### [DATA EXTRACT]
'''
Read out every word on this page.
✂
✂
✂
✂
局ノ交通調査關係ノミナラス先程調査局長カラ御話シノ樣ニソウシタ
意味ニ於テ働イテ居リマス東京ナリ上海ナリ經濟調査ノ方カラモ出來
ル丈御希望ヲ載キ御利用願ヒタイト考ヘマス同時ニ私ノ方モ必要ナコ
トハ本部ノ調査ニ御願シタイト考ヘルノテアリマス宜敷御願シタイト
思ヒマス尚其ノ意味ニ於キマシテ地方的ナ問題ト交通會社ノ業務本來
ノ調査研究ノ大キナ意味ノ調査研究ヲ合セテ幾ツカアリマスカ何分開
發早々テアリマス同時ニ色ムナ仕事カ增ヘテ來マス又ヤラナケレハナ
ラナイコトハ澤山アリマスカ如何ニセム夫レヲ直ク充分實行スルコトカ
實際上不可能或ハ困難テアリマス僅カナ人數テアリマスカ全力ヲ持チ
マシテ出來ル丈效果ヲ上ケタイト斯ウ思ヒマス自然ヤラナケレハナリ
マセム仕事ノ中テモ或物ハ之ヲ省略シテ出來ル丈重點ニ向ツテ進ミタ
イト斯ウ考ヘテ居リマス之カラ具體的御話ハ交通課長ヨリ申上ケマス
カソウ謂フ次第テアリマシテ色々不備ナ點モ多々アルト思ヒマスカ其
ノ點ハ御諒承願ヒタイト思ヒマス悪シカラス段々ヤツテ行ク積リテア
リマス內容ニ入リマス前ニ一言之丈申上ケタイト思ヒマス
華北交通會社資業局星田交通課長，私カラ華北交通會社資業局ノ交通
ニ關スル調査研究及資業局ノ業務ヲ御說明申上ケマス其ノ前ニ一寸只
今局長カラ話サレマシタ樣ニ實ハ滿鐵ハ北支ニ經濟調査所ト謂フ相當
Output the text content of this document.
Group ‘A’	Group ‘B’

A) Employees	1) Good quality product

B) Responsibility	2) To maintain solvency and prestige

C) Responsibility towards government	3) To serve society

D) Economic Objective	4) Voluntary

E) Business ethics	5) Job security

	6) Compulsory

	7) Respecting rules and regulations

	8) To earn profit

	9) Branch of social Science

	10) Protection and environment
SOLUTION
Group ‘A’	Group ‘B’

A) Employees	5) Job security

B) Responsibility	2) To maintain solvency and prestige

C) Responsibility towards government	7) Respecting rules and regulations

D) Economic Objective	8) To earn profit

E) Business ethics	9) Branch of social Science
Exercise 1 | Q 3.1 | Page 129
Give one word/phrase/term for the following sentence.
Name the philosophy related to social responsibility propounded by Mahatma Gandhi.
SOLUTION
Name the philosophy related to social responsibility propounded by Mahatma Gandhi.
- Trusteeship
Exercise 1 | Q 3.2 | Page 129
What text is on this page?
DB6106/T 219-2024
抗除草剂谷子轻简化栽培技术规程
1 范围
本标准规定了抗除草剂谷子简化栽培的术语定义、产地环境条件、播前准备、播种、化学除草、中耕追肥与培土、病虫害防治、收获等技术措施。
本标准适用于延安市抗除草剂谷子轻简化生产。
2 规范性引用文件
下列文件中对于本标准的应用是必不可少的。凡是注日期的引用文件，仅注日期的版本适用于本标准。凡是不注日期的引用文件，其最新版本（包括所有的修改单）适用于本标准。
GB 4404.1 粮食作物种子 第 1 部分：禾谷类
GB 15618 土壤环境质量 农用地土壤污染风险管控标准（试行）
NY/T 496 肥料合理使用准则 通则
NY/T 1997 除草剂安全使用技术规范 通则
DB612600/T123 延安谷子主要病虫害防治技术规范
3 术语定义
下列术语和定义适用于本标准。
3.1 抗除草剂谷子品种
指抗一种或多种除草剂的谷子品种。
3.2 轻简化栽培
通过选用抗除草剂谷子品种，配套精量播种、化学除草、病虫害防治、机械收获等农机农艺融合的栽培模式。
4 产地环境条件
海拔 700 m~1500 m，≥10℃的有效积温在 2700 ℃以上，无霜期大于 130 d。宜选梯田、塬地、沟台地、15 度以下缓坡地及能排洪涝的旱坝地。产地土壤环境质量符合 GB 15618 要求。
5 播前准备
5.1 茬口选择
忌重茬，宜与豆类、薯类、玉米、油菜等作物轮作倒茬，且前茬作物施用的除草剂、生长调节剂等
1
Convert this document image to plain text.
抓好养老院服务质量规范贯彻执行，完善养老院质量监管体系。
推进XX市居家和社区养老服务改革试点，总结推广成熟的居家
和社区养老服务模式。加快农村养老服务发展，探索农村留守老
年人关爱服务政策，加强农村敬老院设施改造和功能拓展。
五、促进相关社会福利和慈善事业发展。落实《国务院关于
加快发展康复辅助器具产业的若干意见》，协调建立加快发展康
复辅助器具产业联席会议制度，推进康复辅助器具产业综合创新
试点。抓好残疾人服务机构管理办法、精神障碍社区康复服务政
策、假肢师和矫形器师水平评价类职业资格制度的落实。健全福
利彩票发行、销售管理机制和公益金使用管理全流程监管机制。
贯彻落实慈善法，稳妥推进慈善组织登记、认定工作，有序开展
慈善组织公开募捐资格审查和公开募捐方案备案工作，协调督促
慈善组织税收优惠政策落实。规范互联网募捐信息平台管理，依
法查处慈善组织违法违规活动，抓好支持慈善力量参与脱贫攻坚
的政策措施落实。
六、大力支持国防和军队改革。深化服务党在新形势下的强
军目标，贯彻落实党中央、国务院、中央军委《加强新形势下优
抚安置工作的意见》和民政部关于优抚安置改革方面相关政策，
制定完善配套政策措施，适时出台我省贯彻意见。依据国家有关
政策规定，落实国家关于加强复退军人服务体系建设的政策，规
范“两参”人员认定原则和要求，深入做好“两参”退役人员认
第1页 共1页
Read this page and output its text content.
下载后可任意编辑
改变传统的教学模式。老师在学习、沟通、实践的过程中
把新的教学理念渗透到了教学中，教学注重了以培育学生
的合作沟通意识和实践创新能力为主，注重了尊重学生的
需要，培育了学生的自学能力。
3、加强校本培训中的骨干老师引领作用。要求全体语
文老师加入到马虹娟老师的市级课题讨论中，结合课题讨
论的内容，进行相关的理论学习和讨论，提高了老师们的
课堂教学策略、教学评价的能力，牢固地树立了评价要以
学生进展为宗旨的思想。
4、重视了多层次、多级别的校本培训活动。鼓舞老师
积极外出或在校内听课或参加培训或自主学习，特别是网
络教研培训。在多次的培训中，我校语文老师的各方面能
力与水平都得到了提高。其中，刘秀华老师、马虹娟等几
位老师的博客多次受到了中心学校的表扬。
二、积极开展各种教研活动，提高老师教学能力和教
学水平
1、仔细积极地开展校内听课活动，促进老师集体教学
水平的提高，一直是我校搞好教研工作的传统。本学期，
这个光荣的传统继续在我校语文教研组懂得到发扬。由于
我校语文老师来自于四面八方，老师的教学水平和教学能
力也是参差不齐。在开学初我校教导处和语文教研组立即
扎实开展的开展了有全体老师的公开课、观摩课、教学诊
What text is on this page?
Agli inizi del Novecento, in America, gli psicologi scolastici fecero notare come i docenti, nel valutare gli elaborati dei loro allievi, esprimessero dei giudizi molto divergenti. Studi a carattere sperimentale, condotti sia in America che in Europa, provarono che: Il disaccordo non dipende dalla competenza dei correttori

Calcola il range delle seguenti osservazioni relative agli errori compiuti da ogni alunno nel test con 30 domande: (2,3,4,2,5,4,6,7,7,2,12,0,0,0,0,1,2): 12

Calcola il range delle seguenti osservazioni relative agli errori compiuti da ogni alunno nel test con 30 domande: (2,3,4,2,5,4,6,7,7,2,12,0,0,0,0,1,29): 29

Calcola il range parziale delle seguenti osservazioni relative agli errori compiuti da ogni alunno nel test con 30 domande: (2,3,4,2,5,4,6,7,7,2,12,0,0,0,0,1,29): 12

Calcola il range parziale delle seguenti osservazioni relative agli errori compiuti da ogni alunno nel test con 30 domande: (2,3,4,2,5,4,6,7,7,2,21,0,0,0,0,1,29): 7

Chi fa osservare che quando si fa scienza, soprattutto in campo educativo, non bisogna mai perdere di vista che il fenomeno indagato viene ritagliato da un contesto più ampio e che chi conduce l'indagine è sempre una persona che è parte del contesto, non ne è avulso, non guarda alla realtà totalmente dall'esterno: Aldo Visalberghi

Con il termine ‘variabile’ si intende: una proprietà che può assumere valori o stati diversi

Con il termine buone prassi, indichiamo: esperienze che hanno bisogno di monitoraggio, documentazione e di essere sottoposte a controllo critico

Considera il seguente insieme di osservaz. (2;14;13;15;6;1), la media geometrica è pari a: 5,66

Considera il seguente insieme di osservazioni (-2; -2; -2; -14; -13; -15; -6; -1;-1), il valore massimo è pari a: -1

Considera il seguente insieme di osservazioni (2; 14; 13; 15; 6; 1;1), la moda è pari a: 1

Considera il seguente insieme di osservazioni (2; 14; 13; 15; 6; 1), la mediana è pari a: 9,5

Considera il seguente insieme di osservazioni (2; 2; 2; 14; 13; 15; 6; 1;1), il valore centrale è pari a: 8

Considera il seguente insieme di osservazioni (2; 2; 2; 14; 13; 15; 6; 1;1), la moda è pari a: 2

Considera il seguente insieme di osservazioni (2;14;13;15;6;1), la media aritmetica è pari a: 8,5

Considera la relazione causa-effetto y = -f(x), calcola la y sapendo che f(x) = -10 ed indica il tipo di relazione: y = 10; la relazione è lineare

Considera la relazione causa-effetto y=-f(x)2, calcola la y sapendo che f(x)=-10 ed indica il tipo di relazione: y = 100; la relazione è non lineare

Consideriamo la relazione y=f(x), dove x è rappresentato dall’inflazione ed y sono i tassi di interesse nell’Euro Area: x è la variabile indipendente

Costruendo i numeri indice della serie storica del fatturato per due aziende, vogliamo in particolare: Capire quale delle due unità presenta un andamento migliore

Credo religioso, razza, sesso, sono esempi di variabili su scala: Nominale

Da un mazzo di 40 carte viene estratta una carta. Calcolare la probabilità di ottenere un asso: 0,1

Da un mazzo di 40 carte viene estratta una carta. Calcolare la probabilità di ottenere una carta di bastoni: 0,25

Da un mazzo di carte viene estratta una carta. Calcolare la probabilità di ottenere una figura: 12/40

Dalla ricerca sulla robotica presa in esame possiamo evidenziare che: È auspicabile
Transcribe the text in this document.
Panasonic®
'''
### [STATED GOAL]
Each line in the listing above that contains "regulations" should be copied.

### [WRITTEN ANSWER]
	7) Respecting rules and regulations
C) Responsibility towards government	7) Respecting rules and regulations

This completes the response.